**BRIEF:** Give only the number of lines where "million" occurs.

**RECORDS SUPPLIED:**
────────────────

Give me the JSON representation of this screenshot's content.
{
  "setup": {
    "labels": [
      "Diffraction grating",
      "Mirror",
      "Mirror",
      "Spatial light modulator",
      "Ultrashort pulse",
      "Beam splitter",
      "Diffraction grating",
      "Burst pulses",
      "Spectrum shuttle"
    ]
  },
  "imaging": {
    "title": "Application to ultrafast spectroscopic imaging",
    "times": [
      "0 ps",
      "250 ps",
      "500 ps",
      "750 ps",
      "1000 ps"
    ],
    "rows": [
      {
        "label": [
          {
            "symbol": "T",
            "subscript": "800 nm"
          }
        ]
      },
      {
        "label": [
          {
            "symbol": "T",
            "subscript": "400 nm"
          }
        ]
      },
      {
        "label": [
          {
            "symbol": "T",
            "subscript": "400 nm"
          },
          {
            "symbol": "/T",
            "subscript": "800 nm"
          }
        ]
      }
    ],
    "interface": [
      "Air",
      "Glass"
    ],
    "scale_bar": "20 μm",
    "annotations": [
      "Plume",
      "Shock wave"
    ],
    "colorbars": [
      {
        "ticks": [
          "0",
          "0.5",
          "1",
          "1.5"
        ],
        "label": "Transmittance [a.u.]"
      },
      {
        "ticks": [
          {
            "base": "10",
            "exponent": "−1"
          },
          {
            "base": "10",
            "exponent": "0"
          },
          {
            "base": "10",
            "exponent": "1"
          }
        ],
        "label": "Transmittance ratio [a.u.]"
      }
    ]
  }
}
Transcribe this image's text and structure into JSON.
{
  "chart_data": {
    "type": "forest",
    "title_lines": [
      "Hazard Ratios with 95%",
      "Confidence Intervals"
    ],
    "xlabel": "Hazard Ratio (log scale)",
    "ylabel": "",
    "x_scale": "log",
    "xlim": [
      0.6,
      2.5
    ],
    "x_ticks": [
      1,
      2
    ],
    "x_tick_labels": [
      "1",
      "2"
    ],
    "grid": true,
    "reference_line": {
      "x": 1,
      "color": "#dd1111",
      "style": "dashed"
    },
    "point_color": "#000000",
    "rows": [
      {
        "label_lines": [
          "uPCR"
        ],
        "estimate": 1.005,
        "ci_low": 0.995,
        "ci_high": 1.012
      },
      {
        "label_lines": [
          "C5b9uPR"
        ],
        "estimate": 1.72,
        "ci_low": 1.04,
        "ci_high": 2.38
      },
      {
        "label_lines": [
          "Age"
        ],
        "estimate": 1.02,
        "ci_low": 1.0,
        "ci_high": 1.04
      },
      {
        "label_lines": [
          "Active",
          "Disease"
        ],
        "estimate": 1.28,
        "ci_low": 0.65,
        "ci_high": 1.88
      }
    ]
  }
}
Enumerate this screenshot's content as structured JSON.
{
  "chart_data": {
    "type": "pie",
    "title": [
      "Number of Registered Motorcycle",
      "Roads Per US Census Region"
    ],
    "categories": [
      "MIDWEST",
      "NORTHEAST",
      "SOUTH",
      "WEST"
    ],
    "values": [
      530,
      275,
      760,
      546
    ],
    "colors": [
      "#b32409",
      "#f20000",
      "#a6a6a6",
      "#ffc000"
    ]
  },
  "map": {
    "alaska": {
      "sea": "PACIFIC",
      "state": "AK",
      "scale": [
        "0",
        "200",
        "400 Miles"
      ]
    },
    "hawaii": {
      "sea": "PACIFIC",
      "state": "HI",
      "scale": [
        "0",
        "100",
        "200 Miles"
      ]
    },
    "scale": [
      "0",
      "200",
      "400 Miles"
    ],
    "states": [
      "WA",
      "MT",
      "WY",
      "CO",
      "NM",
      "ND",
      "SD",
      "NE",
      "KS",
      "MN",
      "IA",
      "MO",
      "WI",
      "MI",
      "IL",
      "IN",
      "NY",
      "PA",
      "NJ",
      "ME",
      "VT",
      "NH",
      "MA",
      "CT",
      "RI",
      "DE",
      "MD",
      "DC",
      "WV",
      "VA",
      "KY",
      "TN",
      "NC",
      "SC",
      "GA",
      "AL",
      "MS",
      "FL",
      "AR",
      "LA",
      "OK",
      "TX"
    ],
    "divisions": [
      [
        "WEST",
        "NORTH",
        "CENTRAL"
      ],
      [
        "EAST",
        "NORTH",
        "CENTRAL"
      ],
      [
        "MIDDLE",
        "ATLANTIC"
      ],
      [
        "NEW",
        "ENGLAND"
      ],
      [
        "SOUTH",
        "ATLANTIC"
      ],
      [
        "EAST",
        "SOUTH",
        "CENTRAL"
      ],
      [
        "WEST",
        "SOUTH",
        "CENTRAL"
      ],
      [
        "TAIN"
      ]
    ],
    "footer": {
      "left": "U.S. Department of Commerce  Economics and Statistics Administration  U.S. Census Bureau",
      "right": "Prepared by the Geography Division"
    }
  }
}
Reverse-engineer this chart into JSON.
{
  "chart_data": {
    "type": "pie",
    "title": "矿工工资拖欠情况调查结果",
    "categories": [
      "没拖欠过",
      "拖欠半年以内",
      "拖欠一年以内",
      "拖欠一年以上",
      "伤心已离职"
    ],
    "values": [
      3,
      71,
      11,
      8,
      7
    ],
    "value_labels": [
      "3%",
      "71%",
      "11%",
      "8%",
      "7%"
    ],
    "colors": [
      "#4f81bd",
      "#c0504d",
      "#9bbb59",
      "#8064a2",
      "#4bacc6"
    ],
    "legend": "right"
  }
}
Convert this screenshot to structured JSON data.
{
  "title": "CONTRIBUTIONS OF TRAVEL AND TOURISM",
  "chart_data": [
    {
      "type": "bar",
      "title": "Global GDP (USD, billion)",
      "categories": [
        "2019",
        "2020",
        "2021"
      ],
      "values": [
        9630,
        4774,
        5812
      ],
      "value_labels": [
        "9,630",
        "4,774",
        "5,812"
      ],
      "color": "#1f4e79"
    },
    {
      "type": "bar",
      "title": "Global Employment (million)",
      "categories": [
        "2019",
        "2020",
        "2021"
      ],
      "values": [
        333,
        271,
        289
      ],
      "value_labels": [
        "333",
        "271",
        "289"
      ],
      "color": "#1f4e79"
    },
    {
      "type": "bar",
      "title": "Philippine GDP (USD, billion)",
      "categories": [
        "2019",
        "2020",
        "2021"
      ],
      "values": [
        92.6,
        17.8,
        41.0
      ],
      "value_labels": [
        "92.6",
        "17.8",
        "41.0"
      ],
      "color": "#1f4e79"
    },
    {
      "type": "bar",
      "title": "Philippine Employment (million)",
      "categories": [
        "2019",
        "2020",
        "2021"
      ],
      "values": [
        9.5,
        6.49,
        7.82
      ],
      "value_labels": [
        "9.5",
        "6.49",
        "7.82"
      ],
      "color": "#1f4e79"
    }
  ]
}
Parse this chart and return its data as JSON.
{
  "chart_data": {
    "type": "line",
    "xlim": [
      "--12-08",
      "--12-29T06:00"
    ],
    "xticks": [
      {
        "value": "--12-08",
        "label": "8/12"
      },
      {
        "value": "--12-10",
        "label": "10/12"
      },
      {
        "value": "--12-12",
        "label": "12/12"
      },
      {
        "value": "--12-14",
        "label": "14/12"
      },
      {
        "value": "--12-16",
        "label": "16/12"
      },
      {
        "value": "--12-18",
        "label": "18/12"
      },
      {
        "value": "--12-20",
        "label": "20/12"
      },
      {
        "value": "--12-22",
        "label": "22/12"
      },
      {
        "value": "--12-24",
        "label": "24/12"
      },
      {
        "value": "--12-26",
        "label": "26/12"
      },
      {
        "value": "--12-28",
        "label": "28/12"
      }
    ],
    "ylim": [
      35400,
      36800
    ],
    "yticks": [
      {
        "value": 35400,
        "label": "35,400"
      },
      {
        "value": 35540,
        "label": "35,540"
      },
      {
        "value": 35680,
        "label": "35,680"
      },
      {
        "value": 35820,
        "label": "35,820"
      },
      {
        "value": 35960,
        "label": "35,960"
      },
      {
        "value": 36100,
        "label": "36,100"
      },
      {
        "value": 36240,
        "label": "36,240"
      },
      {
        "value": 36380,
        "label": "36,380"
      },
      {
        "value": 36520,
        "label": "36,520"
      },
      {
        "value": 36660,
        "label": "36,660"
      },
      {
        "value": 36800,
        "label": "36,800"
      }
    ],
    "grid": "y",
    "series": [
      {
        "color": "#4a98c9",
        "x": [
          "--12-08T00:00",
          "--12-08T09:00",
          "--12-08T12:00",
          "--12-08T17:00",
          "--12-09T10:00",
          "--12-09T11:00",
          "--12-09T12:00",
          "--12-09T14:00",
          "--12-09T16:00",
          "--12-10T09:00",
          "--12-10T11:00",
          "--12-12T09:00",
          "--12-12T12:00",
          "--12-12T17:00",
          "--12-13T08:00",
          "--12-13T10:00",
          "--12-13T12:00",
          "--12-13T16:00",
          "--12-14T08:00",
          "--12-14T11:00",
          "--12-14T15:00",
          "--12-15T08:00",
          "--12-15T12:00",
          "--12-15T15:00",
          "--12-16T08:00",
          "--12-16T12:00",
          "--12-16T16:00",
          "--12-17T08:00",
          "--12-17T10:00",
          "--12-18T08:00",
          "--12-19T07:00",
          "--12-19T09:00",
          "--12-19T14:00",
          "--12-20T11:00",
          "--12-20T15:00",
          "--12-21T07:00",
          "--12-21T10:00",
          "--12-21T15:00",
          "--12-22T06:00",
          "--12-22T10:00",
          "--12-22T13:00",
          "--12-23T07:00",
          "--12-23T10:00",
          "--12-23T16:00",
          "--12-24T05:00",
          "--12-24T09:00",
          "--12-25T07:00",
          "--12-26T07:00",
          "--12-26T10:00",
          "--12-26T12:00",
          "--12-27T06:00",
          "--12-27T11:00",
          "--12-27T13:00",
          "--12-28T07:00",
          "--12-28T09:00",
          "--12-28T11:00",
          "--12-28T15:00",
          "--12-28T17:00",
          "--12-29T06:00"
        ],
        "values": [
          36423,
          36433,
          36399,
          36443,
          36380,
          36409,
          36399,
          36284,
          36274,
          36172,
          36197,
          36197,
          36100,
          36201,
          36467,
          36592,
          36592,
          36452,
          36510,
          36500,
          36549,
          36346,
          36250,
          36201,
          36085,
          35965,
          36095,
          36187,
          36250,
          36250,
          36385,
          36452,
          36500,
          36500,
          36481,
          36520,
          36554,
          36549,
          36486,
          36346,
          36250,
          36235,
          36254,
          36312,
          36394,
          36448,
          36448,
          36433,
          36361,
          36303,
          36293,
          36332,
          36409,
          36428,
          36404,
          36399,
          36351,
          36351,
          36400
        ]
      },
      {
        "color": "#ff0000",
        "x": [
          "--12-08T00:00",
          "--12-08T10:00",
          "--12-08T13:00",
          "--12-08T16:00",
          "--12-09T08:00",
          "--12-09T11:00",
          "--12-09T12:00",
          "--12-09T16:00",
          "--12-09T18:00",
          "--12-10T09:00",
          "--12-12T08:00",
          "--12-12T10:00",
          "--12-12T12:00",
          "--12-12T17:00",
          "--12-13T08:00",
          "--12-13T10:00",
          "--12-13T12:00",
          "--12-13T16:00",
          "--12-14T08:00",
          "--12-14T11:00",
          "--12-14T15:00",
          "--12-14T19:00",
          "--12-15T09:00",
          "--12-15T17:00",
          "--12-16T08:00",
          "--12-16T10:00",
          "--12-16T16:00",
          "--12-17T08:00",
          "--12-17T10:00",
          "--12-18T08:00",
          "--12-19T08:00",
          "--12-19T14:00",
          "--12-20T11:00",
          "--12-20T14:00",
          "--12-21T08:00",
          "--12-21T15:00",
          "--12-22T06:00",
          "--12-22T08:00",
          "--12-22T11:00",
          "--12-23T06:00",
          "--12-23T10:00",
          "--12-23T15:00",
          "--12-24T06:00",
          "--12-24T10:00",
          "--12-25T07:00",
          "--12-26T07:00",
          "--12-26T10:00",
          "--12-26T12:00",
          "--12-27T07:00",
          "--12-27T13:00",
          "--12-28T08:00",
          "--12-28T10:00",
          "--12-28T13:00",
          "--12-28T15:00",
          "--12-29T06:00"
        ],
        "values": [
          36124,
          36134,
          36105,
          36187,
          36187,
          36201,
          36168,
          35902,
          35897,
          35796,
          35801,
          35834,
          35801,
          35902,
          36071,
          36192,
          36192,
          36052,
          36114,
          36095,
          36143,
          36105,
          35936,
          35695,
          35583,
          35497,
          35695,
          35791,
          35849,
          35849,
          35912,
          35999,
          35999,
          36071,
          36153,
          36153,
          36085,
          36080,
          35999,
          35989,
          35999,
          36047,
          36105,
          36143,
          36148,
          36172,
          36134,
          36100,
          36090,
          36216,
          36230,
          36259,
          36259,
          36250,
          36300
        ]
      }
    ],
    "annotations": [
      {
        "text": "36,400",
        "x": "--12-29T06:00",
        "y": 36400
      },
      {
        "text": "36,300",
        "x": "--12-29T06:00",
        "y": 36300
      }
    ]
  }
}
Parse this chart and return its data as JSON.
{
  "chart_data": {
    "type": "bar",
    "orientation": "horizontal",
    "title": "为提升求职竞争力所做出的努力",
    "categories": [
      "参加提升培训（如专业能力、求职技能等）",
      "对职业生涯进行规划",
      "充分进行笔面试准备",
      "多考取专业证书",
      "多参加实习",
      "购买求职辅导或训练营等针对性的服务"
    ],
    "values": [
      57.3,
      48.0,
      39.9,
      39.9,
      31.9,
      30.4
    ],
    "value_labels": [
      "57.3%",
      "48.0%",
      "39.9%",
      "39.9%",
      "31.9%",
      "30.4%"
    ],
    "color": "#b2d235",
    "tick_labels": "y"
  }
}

────────────────

**TASK SOLUTION:** 2